▸ **THE EXERCISE**
Take every line that has the string "Power" and copy it out.

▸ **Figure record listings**
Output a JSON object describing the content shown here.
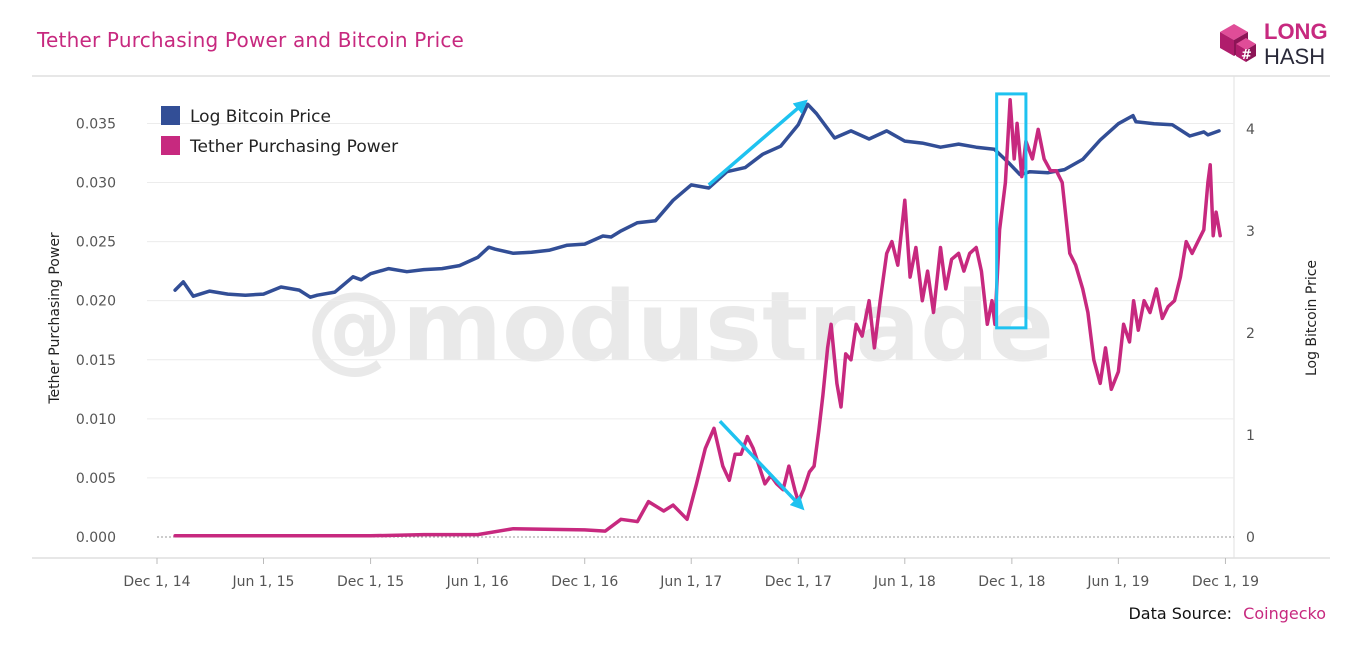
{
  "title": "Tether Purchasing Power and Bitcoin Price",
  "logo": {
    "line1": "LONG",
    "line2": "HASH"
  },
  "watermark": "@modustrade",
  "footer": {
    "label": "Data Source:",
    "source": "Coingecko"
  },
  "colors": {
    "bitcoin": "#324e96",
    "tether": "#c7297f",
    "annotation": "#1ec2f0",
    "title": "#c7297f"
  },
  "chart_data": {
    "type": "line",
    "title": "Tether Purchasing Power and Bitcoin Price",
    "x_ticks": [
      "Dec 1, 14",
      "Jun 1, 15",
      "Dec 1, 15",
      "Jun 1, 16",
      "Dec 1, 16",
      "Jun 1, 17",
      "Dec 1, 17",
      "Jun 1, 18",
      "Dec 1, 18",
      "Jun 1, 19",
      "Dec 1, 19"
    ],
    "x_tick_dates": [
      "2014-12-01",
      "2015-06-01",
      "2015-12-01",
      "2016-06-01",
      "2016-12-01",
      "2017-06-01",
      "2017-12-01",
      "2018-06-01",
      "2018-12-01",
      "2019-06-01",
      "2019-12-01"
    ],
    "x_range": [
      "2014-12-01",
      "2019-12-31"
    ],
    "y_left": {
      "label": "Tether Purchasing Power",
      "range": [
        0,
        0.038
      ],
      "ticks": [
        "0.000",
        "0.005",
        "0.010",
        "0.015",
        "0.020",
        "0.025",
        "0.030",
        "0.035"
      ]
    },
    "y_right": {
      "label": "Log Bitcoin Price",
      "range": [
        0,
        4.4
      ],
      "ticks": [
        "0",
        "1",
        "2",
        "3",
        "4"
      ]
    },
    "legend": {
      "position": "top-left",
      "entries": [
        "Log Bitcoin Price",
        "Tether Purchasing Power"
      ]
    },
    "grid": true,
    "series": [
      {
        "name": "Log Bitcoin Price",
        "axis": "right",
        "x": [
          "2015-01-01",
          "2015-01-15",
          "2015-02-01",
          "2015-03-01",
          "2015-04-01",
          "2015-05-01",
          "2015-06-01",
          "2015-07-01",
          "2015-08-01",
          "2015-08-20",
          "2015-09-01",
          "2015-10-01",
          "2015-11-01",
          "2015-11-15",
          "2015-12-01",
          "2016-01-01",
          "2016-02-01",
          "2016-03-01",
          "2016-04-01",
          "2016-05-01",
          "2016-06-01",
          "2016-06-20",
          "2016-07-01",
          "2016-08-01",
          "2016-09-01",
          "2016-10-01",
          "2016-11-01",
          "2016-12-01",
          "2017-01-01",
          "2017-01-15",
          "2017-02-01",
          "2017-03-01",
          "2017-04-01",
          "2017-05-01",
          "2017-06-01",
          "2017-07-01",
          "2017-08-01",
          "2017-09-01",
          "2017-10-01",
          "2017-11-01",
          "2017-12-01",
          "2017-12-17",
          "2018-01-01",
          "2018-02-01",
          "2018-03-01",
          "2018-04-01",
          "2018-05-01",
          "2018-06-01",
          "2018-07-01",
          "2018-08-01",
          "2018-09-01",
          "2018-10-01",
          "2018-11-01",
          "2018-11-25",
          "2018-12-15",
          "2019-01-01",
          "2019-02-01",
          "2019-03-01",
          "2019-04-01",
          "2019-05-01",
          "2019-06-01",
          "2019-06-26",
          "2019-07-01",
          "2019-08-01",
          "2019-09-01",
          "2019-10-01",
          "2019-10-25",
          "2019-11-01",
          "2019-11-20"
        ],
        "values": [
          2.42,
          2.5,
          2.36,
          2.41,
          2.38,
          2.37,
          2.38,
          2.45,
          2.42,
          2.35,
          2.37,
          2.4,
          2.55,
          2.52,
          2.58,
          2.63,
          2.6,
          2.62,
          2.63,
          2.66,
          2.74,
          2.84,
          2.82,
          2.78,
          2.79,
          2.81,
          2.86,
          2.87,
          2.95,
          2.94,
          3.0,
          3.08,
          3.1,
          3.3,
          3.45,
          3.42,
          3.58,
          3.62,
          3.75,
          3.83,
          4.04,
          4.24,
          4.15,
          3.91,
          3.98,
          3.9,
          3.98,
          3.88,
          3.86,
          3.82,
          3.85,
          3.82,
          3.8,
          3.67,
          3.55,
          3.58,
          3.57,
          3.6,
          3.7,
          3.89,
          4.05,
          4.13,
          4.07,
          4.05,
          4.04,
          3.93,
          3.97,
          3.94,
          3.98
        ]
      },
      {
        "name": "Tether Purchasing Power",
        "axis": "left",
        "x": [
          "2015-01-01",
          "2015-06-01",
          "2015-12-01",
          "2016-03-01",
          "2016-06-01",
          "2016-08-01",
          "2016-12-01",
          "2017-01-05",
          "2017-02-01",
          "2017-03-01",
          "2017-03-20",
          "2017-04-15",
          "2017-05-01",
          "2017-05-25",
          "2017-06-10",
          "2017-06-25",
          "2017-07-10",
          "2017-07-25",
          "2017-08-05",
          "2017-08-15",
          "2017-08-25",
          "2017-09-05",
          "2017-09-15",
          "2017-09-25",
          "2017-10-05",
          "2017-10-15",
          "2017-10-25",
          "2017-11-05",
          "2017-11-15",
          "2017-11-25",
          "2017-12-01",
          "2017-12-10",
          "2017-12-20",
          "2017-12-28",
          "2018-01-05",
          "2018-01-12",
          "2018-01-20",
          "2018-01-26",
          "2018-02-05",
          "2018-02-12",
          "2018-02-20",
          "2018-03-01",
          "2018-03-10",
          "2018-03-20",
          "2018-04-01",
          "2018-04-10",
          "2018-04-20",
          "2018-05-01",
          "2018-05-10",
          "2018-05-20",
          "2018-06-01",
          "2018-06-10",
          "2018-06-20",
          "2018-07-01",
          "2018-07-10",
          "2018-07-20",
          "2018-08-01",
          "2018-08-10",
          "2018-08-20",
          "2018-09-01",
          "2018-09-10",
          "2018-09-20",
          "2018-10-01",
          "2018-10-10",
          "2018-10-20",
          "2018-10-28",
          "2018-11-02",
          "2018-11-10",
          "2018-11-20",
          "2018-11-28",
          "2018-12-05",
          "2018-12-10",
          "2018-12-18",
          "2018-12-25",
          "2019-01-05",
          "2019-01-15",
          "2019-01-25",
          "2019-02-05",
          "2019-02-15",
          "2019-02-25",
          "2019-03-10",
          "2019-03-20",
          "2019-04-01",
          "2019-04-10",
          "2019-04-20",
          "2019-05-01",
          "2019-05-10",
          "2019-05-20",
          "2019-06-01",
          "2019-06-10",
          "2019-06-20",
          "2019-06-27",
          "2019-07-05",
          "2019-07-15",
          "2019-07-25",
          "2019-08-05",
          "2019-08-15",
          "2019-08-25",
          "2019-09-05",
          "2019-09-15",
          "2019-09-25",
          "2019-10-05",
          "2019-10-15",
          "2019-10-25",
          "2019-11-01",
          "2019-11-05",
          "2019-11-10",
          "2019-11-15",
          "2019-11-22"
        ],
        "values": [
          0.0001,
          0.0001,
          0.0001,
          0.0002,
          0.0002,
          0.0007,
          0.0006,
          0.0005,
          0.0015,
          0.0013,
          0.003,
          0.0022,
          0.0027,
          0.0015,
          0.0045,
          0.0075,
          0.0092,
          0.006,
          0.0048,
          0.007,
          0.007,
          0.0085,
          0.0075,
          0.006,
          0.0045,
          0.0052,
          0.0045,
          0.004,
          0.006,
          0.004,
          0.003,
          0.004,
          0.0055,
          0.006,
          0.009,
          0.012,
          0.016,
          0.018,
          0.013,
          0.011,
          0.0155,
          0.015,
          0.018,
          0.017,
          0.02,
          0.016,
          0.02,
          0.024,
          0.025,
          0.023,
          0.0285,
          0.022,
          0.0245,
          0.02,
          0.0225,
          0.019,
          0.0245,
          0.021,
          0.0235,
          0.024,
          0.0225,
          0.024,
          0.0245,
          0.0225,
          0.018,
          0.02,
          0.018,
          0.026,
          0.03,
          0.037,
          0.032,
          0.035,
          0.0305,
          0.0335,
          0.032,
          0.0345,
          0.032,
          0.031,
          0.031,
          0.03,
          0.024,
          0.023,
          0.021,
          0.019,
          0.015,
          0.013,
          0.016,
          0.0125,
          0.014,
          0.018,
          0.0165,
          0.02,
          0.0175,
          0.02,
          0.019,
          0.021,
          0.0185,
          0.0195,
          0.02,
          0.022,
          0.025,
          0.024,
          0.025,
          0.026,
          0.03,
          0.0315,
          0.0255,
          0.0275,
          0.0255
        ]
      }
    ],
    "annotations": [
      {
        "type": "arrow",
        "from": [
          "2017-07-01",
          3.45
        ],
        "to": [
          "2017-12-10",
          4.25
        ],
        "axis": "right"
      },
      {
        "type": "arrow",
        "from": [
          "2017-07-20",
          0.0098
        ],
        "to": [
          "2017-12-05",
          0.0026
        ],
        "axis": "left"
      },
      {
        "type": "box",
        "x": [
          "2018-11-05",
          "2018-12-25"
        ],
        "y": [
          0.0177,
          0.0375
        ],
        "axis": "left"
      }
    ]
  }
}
...
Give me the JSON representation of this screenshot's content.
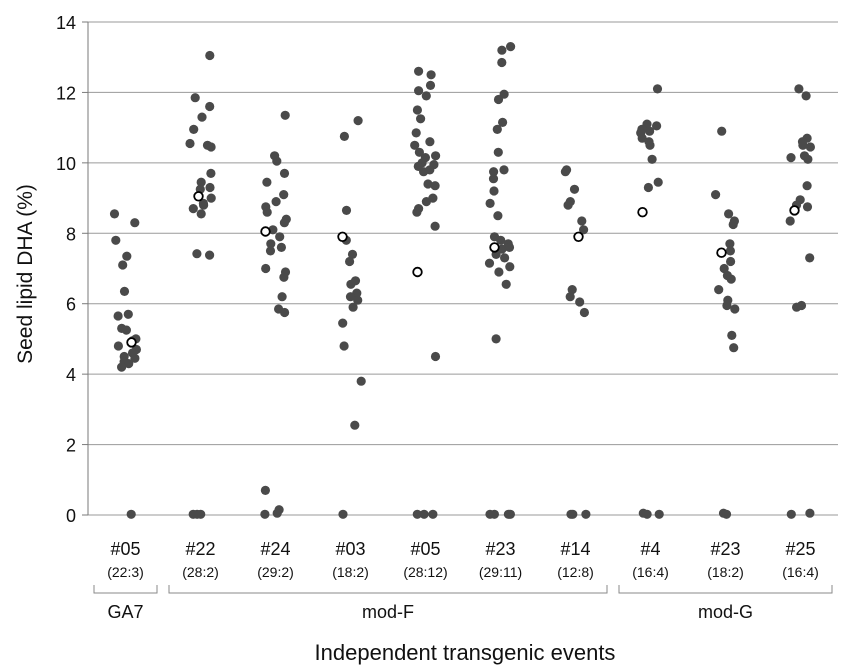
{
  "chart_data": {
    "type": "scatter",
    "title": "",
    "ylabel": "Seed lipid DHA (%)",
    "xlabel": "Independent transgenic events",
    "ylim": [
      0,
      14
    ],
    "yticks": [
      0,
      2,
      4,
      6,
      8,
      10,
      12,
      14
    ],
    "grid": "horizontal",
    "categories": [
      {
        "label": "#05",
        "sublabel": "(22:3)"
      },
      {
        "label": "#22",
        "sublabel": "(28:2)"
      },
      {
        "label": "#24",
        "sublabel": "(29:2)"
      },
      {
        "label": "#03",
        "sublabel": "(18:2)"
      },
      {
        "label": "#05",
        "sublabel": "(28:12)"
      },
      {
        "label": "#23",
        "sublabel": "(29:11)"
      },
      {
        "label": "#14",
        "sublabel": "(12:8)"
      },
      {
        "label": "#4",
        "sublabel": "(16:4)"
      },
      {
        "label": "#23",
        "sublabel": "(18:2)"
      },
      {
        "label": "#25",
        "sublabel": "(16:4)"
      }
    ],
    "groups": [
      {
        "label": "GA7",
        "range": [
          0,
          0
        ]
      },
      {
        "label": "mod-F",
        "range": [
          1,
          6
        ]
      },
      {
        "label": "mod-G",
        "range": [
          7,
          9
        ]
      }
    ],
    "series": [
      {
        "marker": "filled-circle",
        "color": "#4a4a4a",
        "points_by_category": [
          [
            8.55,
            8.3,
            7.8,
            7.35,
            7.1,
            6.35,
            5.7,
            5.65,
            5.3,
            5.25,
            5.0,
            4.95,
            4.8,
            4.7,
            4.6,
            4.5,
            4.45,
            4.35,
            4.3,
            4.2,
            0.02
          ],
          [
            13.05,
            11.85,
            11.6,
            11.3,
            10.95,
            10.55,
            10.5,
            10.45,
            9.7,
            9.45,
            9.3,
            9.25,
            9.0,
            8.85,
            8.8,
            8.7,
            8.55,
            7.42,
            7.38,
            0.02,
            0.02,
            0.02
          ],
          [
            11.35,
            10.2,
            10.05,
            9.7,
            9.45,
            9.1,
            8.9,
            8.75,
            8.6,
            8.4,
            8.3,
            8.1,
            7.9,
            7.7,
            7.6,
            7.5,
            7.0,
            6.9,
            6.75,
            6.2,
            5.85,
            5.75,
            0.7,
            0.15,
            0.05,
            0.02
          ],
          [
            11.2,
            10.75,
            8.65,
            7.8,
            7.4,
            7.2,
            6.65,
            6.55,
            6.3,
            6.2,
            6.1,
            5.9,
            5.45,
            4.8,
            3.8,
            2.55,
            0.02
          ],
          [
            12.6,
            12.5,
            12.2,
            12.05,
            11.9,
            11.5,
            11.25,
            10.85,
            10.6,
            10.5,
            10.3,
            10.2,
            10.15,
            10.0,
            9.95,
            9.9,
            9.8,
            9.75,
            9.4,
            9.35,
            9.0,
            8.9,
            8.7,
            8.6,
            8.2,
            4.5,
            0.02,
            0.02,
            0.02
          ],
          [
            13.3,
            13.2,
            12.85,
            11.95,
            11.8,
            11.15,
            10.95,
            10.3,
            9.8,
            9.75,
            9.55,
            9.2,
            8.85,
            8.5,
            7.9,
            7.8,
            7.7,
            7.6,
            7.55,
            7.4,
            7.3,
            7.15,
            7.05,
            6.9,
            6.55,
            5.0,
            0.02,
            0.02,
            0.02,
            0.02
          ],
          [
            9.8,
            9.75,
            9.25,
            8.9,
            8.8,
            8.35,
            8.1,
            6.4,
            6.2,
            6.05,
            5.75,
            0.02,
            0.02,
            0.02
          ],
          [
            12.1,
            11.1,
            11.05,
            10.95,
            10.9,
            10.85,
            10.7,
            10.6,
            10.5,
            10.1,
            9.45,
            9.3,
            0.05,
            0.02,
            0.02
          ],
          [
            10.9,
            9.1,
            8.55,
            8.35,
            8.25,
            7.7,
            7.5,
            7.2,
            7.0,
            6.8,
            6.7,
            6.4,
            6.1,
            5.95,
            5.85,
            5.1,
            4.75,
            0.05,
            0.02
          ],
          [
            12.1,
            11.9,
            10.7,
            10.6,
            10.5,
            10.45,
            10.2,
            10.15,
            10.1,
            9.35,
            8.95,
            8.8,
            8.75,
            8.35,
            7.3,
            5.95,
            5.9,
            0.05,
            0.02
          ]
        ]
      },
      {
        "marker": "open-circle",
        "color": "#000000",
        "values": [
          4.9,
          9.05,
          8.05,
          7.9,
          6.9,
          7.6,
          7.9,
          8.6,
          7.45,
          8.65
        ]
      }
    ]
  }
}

▸ **WRITTEN ANSWER**
  "title": "Tether Purchasing Power and Bitcoin Price",
    "title": "Tether Purchasing Power and Bitcoin Price",
      "label": "Tether Purchasing Power",
        "Tether Purchasing Power"
        "name": "Tether Purchasing Power",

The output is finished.